Short task: All of the lines below are to be printed again exactly; images are excluded from the output.

Data in this exercise:

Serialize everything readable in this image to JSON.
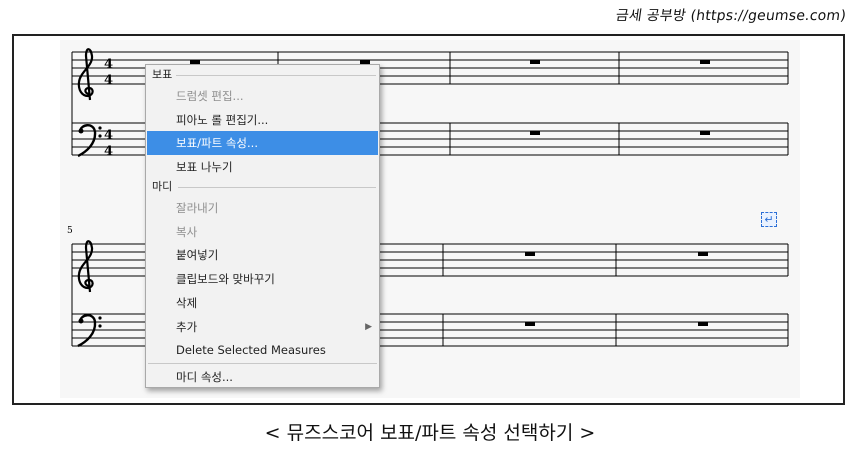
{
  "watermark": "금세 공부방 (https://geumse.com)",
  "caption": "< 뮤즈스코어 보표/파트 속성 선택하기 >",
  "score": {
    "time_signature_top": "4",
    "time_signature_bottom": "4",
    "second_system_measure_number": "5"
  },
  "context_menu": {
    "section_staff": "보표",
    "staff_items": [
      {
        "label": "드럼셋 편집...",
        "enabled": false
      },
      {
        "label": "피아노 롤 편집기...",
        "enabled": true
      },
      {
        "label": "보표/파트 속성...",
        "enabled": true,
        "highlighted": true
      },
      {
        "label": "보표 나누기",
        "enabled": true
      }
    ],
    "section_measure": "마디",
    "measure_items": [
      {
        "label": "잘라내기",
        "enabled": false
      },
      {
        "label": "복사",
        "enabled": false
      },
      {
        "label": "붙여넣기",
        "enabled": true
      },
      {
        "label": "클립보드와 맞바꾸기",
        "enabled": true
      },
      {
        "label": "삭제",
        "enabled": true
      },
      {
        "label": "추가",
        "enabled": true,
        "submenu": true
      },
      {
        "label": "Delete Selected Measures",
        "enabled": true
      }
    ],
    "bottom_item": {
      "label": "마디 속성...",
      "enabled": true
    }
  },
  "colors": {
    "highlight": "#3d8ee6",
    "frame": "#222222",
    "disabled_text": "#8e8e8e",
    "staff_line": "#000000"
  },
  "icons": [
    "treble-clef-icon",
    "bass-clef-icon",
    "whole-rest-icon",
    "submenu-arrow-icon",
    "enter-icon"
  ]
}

In response:
Serialize everything readable in this image to JSON.
{
  "watermark": "금세 공부방 (https://geumse.com)",
  "caption": "< 뮤즈스코어 보표/파트 속성 선택하기 >",
  "score": {
    "time_signature_top": "4",
    "time_signature_bottom": "4",
    "second_system_measure_number": "5"
  },
  "context_menu": {
    "section_staff": "보표",
    "staff_items": [
      {
        "label": "드럼셋 편집...",
        "enabled": false
      },
      {
        "label": "피아노 롤 편집기...",
        "enabled": true
      },
      {
        "label": "보표/파트 속성...",
        "enabled": true,
        "highlighted": true
      },
      {
        "label": "보표 나누기",
        "enabled": true
      }
    ],
    "section_measure": "마디",
    "measure_items": [
      {
        "label": "잘라내기",
        "enabled": false
      },
      {
        "label": "복사",
        "enabled": false
      },
      {
        "label": "붙여넣기",
        "enabled": true
      },
      {
        "label": "클립보드와 맞바꾸기",
        "enabled": true
      },
      {
        "label": "삭제",
        "enabled": true
      },
      {
        "label": "추가",
        "enabled": true,
        "submenu": true
      },
      {
        "label": "Delete Selected Measures",
        "enabled": true
      }
    ],
    "bottom_item": {
      "label": "마디 속성...",
      "enabled": true
    }
  },
  "colors": {
    "highlight": "#3d8ee6",
    "frame": "#222222",
    "disabled_text": "#8e8e8e",
    "staff_line": "#000000"
  },
  "icons": [
    "treble-clef-icon",
    "bass-clef-icon",
    "whole-rest-icon",
    "submenu-arrow-icon",
    "enter-icon"
  ]
}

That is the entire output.